## START Material
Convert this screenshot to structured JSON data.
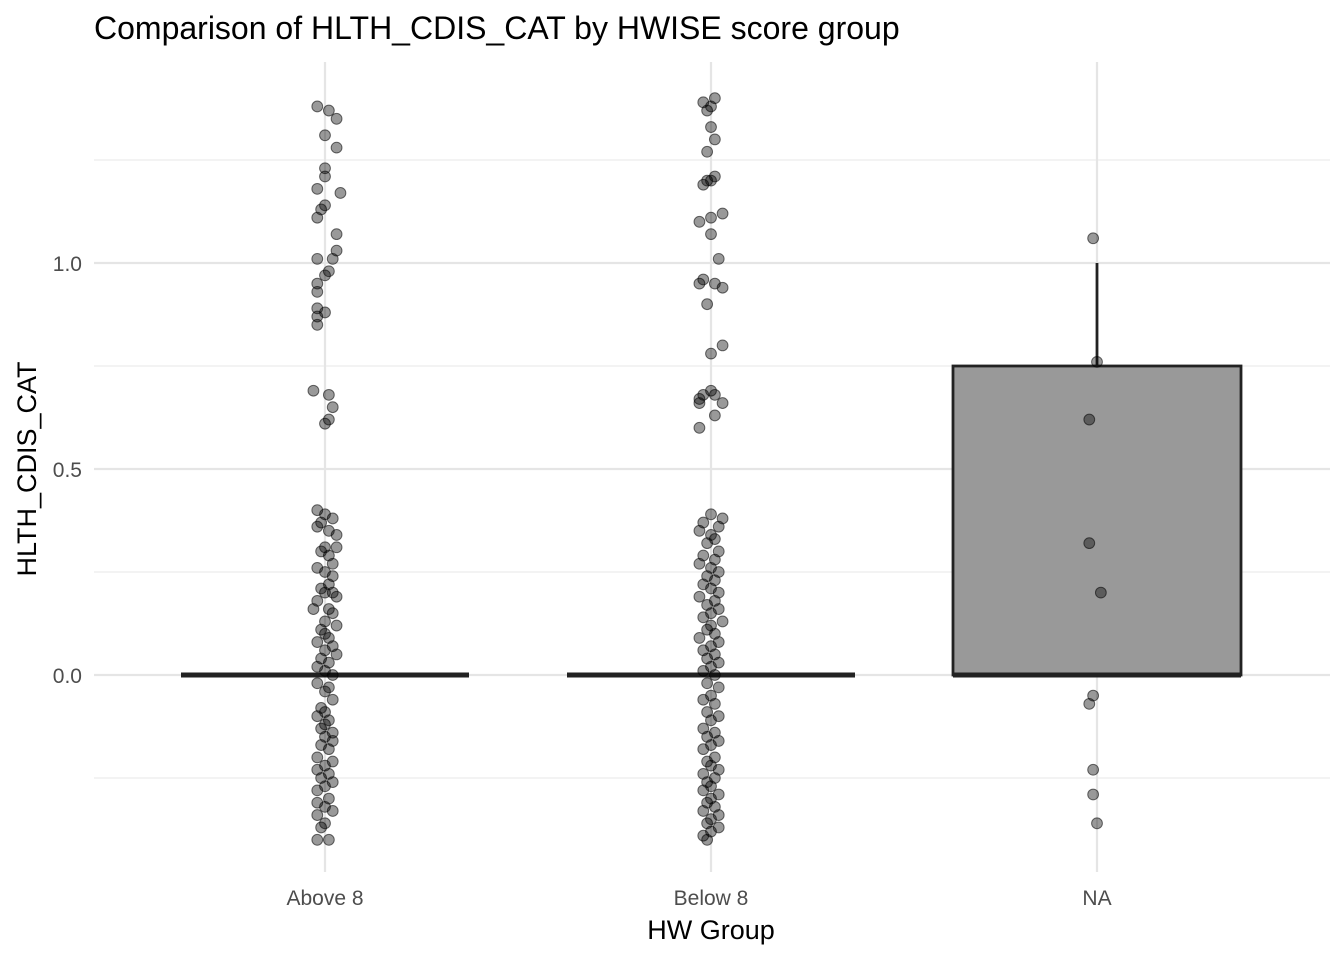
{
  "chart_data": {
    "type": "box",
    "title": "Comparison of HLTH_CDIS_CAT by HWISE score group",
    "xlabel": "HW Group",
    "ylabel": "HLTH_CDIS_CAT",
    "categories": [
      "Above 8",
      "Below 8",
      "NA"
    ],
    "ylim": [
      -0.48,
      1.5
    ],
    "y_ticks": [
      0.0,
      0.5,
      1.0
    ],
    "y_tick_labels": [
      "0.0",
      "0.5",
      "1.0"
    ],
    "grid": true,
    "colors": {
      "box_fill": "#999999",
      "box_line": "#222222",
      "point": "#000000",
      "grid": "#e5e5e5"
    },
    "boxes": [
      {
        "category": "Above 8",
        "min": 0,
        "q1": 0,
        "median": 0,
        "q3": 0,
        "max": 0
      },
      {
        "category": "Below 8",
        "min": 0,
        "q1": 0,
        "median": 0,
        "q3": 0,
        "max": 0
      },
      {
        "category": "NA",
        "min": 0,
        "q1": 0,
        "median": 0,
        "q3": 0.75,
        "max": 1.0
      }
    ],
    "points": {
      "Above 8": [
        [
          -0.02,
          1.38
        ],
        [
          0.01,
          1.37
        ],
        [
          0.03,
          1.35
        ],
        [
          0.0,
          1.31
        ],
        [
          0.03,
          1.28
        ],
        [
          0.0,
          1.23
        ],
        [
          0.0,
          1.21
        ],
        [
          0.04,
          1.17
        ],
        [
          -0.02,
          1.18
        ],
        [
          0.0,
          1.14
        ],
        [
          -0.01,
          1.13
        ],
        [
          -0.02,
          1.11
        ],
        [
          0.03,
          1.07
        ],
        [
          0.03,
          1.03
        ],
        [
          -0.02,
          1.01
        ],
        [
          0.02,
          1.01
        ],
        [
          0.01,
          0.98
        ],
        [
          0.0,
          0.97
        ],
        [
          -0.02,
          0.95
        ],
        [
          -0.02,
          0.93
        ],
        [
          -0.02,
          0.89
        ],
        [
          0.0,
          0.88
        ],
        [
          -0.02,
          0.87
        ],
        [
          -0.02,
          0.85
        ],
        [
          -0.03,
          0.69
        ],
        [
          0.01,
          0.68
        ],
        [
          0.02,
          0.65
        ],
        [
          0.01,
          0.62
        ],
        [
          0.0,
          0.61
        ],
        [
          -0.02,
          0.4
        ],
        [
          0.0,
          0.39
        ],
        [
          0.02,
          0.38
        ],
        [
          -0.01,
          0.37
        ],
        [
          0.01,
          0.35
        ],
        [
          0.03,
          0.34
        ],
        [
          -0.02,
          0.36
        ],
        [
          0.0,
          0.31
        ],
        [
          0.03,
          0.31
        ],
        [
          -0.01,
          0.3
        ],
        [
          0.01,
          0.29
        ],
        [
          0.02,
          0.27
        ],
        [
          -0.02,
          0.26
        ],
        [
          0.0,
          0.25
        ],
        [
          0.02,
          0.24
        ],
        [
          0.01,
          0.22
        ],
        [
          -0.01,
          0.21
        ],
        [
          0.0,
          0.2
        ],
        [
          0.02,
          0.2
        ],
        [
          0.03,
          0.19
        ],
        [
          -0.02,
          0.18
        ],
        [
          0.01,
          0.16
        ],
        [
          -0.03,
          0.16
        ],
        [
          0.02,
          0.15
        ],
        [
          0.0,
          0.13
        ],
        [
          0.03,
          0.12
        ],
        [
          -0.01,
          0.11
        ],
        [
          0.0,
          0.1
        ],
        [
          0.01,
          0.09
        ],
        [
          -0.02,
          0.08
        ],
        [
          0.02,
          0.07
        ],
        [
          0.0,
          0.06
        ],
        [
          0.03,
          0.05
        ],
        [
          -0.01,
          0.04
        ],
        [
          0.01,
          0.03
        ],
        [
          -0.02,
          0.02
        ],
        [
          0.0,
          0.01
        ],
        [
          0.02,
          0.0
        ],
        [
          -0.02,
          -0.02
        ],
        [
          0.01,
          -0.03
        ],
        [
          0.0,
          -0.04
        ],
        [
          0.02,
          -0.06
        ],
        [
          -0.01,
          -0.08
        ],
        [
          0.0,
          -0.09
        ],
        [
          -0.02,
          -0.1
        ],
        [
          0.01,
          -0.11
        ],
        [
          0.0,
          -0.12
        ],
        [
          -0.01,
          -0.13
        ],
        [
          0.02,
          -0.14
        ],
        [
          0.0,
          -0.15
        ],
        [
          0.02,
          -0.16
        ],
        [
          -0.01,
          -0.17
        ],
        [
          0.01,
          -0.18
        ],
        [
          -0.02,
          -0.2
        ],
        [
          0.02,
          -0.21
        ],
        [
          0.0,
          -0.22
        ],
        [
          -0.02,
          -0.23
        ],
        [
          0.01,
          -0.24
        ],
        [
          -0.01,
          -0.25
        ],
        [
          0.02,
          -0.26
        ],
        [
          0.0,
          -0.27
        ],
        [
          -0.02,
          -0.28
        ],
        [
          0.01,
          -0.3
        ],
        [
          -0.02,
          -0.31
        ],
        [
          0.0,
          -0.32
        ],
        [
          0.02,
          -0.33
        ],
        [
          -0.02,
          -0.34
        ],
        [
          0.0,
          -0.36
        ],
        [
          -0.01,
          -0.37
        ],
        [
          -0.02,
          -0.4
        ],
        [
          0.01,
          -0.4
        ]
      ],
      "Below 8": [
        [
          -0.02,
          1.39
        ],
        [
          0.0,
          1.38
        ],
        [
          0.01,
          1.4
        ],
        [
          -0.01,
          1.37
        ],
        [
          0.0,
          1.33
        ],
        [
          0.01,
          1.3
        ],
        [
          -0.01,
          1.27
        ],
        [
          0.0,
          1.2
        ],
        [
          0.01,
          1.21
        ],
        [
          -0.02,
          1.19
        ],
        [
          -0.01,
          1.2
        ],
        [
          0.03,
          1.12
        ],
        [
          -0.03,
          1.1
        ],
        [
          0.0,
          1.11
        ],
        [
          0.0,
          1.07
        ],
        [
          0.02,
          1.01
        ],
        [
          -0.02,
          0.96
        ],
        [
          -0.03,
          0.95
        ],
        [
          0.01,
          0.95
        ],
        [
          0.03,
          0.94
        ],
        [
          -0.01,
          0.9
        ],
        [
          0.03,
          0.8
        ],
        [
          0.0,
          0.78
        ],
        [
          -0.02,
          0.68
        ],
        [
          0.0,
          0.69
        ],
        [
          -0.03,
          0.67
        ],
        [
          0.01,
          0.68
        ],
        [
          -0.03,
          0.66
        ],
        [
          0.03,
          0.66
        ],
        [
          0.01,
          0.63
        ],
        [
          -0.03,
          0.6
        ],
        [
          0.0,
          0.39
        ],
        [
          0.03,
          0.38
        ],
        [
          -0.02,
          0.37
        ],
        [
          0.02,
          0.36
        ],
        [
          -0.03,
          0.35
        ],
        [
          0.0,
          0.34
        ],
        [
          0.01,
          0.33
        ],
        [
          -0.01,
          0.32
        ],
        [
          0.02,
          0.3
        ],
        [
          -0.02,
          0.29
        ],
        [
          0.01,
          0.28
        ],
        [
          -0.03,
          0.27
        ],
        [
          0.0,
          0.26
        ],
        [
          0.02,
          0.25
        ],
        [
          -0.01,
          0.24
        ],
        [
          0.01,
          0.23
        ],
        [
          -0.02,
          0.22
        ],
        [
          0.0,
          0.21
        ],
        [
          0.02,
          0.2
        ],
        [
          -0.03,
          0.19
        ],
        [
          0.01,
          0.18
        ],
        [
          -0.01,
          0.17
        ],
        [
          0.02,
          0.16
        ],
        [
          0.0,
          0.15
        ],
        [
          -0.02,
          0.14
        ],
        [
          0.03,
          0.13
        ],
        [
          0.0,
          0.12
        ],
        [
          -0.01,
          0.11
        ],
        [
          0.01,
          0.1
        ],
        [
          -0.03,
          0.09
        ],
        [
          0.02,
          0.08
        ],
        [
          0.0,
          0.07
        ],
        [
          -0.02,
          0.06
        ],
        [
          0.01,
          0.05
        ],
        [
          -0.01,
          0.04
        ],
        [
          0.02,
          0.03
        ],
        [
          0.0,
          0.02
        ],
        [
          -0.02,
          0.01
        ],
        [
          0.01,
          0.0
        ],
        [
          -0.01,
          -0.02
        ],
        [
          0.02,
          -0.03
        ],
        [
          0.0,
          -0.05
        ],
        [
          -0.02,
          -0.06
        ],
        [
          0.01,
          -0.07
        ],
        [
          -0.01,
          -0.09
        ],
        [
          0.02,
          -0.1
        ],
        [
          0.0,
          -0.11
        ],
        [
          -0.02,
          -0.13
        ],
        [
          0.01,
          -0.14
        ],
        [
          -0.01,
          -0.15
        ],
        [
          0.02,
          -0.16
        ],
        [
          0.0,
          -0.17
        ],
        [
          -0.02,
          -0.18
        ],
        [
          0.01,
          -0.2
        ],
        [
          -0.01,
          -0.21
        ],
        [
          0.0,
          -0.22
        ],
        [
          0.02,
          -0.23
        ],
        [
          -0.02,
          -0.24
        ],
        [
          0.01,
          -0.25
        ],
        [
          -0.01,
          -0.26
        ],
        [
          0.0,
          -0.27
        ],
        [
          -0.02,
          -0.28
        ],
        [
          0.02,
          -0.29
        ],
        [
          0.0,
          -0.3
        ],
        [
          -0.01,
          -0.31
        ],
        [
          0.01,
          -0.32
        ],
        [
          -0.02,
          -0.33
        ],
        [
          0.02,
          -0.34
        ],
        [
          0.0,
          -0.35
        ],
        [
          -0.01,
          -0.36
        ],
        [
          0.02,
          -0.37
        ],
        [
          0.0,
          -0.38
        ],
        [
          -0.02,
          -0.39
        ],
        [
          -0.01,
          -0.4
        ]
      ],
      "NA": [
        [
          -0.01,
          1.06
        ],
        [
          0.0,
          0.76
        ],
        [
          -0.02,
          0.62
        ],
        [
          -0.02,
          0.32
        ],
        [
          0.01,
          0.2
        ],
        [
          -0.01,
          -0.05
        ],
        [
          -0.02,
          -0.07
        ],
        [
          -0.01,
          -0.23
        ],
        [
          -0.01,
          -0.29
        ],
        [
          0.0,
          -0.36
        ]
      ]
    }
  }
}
## END Material
- [Task to complete]
State the count of lines that contain the string "category". Nothing else is needed.

- [Solution to the exercise]
3